- Exercise directions:
Give back the full listing verbatim, apart from its images.
- - - - -
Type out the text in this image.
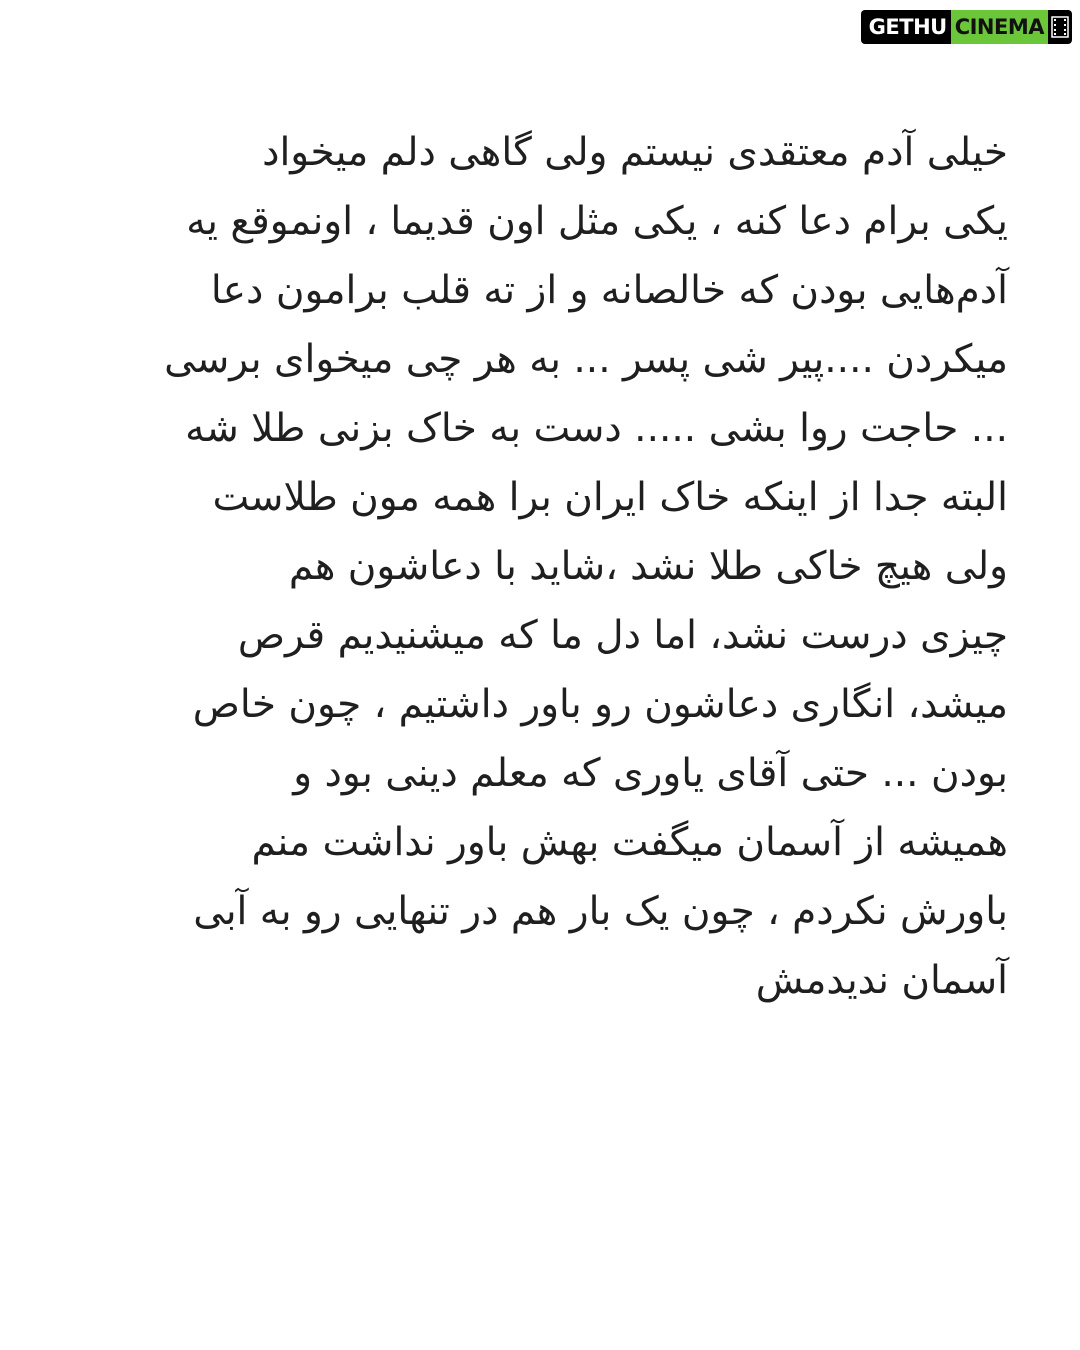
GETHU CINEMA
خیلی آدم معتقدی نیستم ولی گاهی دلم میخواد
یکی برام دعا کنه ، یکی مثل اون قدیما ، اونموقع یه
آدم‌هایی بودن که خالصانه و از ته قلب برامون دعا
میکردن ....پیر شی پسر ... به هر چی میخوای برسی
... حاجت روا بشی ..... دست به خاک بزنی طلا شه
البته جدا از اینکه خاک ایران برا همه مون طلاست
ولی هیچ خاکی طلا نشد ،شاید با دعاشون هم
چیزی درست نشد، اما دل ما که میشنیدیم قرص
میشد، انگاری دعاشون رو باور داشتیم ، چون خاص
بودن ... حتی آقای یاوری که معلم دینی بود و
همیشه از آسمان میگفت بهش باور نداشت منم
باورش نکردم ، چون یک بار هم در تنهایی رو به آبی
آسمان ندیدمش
- - - - -
- Task response:
Type out the text in this image.
GETHU CINEMA
خیلی آدم معتقدی نیستم ولی گاهی دلم میخواد
یکی برام دعا کنه ، یکی مثل اون قدیما ، اونموقع یه
آدم‌هایی بودن که خالصانه و از ته قلب برامون دعا
میکردن ....پیر شی پسر ... به هر چی میخوای برسی
... حاجت روا بشی ..... دست به خاک بزنی طلا شه
البته جدا از اینکه خاک ایران برا همه مون طلاست
ولی هیچ خاکی طلا نشد ،شاید با دعاشون هم
چیزی درست نشد، اما دل ما که میشنیدیم قرص
میشد، انگاری دعاشون رو باور داشتیم ، چون خاص
بودن ... حتی آقای یاوری که معلم دینی بود و
همیشه از آسمان میگفت بهش باور نداشت منم
باورش نکردم ، چون یک بار هم در تنهایی رو به آبی
آسمان ندیدمش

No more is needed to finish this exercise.